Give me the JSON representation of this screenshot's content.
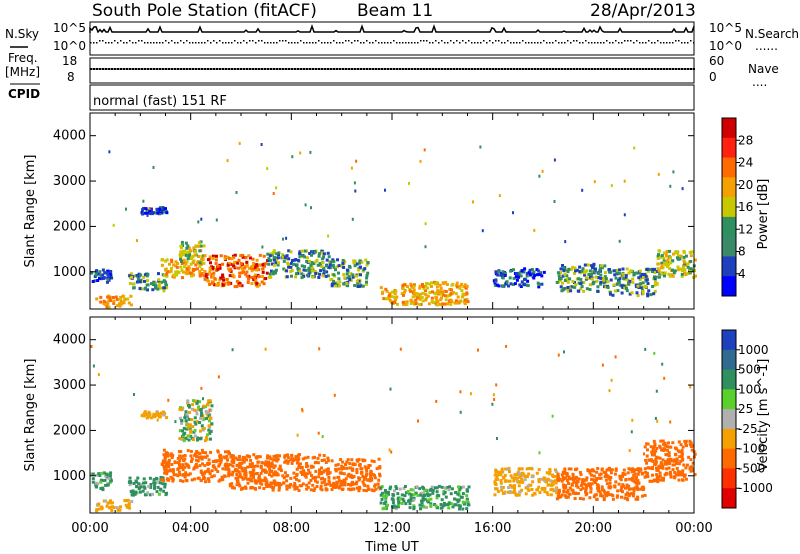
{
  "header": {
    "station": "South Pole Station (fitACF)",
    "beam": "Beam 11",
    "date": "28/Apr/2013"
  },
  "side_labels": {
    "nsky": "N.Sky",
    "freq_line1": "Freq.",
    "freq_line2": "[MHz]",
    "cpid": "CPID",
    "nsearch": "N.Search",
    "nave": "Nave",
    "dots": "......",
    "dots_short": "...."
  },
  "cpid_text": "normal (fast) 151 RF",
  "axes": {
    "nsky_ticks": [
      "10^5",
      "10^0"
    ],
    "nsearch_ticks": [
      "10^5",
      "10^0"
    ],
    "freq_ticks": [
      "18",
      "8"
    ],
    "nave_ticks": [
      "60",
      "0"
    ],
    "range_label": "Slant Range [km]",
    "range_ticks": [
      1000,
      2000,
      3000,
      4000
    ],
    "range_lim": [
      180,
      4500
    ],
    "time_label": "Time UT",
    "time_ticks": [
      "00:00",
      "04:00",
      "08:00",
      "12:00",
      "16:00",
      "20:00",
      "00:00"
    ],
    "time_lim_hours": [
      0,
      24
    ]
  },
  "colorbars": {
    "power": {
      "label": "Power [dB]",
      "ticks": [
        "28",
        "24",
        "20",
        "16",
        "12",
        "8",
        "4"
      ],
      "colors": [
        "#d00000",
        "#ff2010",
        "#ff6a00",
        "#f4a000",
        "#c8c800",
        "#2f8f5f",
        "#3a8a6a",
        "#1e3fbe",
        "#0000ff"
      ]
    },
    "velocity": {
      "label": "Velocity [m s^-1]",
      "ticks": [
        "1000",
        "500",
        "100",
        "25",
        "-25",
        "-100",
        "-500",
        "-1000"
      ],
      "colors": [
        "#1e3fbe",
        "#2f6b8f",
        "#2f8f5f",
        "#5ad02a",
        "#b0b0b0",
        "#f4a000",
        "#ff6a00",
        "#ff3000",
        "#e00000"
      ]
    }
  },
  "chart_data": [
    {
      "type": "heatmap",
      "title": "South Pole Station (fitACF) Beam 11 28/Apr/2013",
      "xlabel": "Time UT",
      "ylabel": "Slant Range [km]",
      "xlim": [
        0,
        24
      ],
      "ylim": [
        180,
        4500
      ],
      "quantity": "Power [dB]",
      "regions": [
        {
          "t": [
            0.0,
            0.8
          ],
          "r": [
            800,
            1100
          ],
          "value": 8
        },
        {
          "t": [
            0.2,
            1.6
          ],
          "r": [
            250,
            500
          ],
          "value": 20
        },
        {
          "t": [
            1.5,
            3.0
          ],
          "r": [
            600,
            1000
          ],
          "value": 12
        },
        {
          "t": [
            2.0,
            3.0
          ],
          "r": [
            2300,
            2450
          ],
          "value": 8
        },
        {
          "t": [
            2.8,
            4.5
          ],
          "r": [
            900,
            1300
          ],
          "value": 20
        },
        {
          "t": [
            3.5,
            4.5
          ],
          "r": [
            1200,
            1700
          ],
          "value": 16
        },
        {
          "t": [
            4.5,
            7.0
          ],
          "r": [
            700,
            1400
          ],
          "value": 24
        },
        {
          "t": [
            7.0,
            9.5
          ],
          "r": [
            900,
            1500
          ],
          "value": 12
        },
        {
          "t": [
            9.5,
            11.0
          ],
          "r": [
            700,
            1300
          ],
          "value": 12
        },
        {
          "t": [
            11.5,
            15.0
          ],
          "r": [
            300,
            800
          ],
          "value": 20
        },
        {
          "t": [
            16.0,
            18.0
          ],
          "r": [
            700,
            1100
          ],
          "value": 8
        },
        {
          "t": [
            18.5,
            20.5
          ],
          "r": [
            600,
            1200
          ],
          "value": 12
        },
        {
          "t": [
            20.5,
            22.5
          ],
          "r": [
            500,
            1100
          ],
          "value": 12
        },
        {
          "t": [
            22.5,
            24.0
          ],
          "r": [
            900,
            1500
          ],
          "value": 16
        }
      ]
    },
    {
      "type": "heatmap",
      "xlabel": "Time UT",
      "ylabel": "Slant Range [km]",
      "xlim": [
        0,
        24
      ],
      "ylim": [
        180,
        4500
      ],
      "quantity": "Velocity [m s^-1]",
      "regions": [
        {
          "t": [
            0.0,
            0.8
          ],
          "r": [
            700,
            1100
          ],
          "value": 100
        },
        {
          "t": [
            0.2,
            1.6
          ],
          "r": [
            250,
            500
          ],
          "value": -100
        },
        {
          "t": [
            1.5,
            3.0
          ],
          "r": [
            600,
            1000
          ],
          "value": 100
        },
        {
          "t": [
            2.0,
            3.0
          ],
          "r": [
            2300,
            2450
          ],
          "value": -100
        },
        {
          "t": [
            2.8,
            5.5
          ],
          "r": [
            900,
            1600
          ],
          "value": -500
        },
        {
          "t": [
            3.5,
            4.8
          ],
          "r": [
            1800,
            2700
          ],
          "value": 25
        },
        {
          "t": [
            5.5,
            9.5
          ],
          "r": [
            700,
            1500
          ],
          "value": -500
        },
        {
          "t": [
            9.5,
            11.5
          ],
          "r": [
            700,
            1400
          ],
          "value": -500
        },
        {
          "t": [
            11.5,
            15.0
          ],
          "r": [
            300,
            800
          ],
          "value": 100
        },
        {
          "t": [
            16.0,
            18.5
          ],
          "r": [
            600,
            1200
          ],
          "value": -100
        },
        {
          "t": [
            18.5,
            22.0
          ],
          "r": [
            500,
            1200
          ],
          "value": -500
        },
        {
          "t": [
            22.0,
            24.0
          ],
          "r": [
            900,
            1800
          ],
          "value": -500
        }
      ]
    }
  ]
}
• • • • • • •
All of the data above should be quoted exactly, except for the pictures.

Give me the JSON representation of this screenshot's content.
{
  "header": {
    "station": "South Pole Station (fitACF)",
    "beam": "Beam 11",
    "date": "28/Apr/2013"
  },
  "side_labels": {
    "nsky": "N.Sky",
    "freq_line1": "Freq.",
    "freq_line2": "[MHz]",
    "cpid": "CPID",
    "nsearch": "N.Search",
    "nave": "Nave",
    "dots": "......",
    "dots_short": "...."
  },
  "cpid_text": "normal (fast) 151 RF",
  "axes": {
    "nsky_ticks": [
      "10^5",
      "10^0"
    ],
    "nsearch_ticks": [
      "10^5",
      "10^0"
    ],
    "freq_ticks": [
      "18",
      "8"
    ],
    "nave_ticks": [
      "60",
      "0"
    ],
    "range_label": "Slant Range [km]",
    "range_ticks": [
      1000,
      2000,
      3000,
      4000
    ],
    "range_lim": [
      180,
      4500
    ],
    "time_label": "Time UT",
    "time_ticks": [
      "00:00",
      "04:00",
      "08:00",
      "12:00",
      "16:00",
      "20:00",
      "00:00"
    ],
    "time_lim_hours": [
      0,
      24
    ]
  },
  "colorbars": {
    "power": {
      "label": "Power [dB]",
      "ticks": [
        "28",
        "24",
        "20",
        "16",
        "12",
        "8",
        "4"
      ],
      "colors": [
        "#d00000",
        "#ff2010",
        "#ff6a00",
        "#f4a000",
        "#c8c800",
        "#2f8f5f",
        "#3a8a6a",
        "#1e3fbe",
        "#0000ff"
      ]
    },
    "velocity": {
      "label": "Velocity [m s^-1]",
      "ticks": [
        "1000",
        "500",
        "100",
        "25",
        "-25",
        "-100",
        "-500",
        "-1000"
      ],
      "colors": [
        "#1e3fbe",
        "#2f6b8f",
        "#2f8f5f",
        "#5ad02a",
        "#b0b0b0",
        "#f4a000",
        "#ff6a00",
        "#ff3000",
        "#e00000"
      ]
    }
  },
  "chart_data": [
    {
      "type": "heatmap",
      "title": "South Pole Station (fitACF) Beam 11 28/Apr/2013",
      "xlabel": "Time UT",
      "ylabel": "Slant Range [km]",
      "xlim": [
        0,
        24
      ],
      "ylim": [
        180,
        4500
      ],
      "quantity": "Power [dB]",
      "regions": [
        {
          "t": [
            0.0,
            0.8
          ],
          "r": [
            800,
            1100
          ],
          "value": 8
        },
        {
          "t": [
            0.2,
            1.6
          ],
          "r": [
            250,
            500
          ],
          "value": 20
        },
        {
          "t": [
            1.5,
            3.0
          ],
          "r": [
            600,
            1000
          ],
          "value": 12
        },
        {
          "t": [
            2.0,
            3.0
          ],
          "r": [
            2300,
            2450
          ],
          "value": 8
        },
        {
          "t": [
            2.8,
            4.5
          ],
          "r": [
            900,
            1300
          ],
          "value": 20
        },
        {
          "t": [
            3.5,
            4.5
          ],
          "r": [
            1200,
            1700
          ],
          "value": 16
        },
        {
          "t": [
            4.5,
            7.0
          ],
          "r": [
            700,
            1400
          ],
          "value": 24
        },
        {
          "t": [
            7.0,
            9.5
          ],
          "r": [
            900,
            1500
          ],
          "value": 12
        },
        {
          "t": [
            9.5,
            11.0
          ],
          "r": [
            700,
            1300
          ],
          "value": 12
        },
        {
          "t": [
            11.5,
            15.0
          ],
          "r": [
            300,
            800
          ],
          "value": 20
        },
        {
          "t": [
            16.0,
            18.0
          ],
          "r": [
            700,
            1100
          ],
          "value": 8
        },
        {
          "t": [
            18.5,
            20.5
          ],
          "r": [
            600,
            1200
          ],
          "value": 12
        },
        {
          "t": [
            20.5,
            22.5
          ],
          "r": [
            500,
            1100
          ],
          "value": 12
        },
        {
          "t": [
            22.5,
            24.0
          ],
          "r": [
            900,
            1500
          ],
          "value": 16
        }
      ]
    },
    {
      "type": "heatmap",
      "xlabel": "Time UT",
      "ylabel": "Slant Range [km]",
      "xlim": [
        0,
        24
      ],
      "ylim": [
        180,
        4500
      ],
      "quantity": "Velocity [m s^-1]",
      "regions": [
        {
          "t": [
            0.0,
            0.8
          ],
          "r": [
            700,
            1100
          ],
          "value": 100
        },
        {
          "t": [
            0.2,
            1.6
          ],
          "r": [
            250,
            500
          ],
          "value": -100
        },
        {
          "t": [
            1.5,
            3.0
          ],
          "r": [
            600,
            1000
          ],
          "value": 100
        },
        {
          "t": [
            2.0,
            3.0
          ],
          "r": [
            2300,
            2450
          ],
          "value": -100
        },
        {
          "t": [
            2.8,
            5.5
          ],
          "r": [
            900,
            1600
          ],
          "value": -500
        },
        {
          "t": [
            3.5,
            4.8
          ],
          "r": [
            1800,
            2700
          ],
          "value": 25
        },
        {
          "t": [
            5.5,
            9.5
          ],
          "r": [
            700,
            1500
          ],
          "value": -500
        },
        {
          "t": [
            9.5,
            11.5
          ],
          "r": [
            700,
            1400
          ],
          "value": -500
        },
        {
          "t": [
            11.5,
            15.0
          ],
          "r": [
            300,
            800
          ],
          "value": 100
        },
        {
          "t": [
            16.0,
            18.5
          ],
          "r": [
            600,
            1200
          ],
          "value": -100
        },
        {
          "t": [
            18.5,
            22.0
          ],
          "r": [
            500,
            1200
          ],
          "value": -500
        },
        {
          "t": [
            22.0,
            24.0
          ],
          "r": [
            900,
            1800
          ],
          "value": -500
        }
      ]
    }
  ]
}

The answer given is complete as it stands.